Let $$F(x,y)=\sum_{n\ge 1} \sin (ny)e^{-n(x+y)}.$$ Prove that there is $\delta > 0$ and a unique differentiable function $y=\phi(x)$ on $I=(1-\delta,1+\delta)$ such that $\phi(1)=0, F(x,\phi(x))=0$ for all $x\in I$.
This obviously boils down to the Implicit function theorem. But before I need to show that $F$ is $C^1$. For the one-variable case to show $\sum f_n(x)$ is $C^1$ it suffices to show that $\sum f_n$ converges at some point and $\sum f'_n$ converges uniformly. In our case there are two variables. But how to show that $F$ is $C^1$ in this case?
First off, let's define a neighborhood of $(1,0)$ where the series converges. How about $U=(3/4,5/4)\times (-1/4,1/4)?$ If $(x,y)\in U,$ then $x+y > 3/4 -1/4 = 1/2.$ It follows that the given series converges uniformly on $U$ by Weierstrass M. Thus we can define $F(x,y)$ to be the sum of this series for $(x,y)\in U.$ Since each summand is continuous on $U,$ so is $F.$
Does this $F(x,y)$ have partial derivatives in $U?$ Let's think about $\partial F/\partial y.$ What happens if we just blatantly consider
$$\tag 1 \sum_{n\ge 1} \partial (\sin (ny)e^{-n(x+y)})/\partial y.$$
This series converges uniformly in $U,$ which you should verify. Now we're set up to use one variable results. Fix $x$ and look at the corresponding function of $y.$ The corresponding series converges uniformly on $(-1/4,1/4).$ From one variable it follows that $\partial F/\partial y$ exists everywhere in $U,$ and equals the sum in $(1).$ Furthermore, since each summand is continuous in $U,$ so is $\partial F/\partial y.$ Now repeat this process for $\partial F/\partial x.$ This gives $F\in C^1(U).$

*RECORDED INFORMATION*.
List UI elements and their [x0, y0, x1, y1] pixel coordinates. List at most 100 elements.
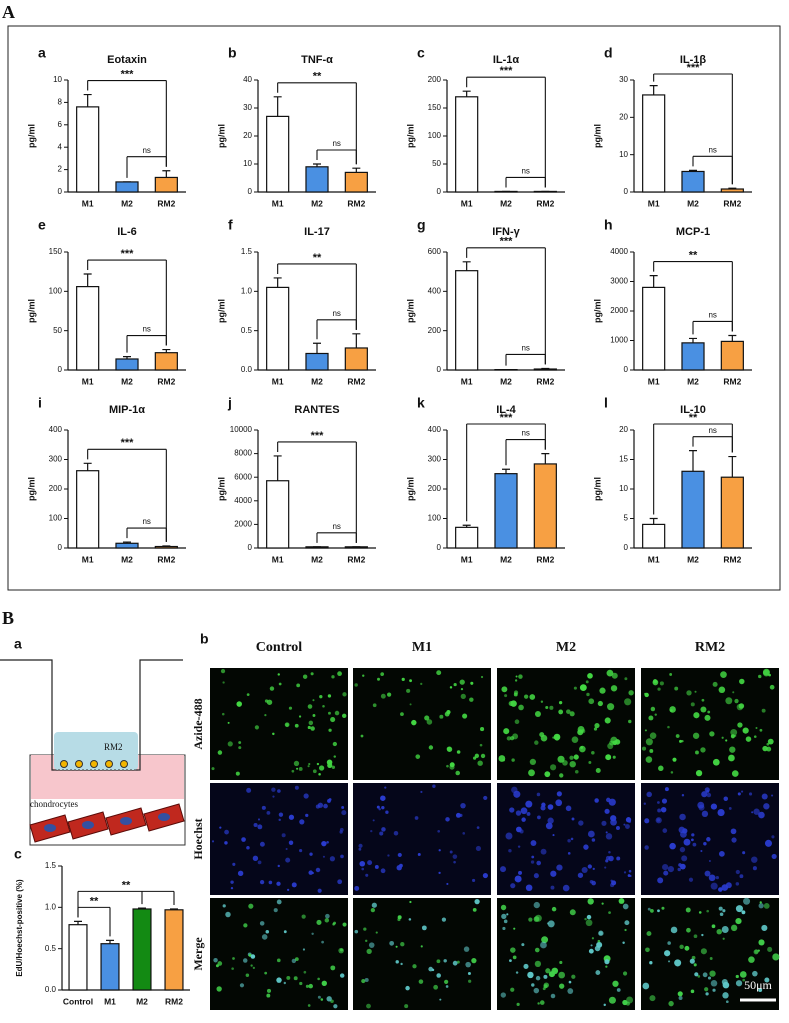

*TASK*.
Can you rewrite the paragraph of the implicit function thread that begins "First off, let's define a neighborhood" as a short list that keeps its main facts?

*RESPONSE TO THE EXERCISE*.
- The chosen neighborhood of $(1,0)$ is $U=(3/4,5/4)\times(-1/4,1/4)$.
- For $(x,y)\in U$, $x+y>1/2$.
- By the Weierstrass M-test, the series converges uniformly on $U$, so $F(x,y)$ is defined there as its sum.
- Each summand is continuous on $U$, so $F$ is continuous too.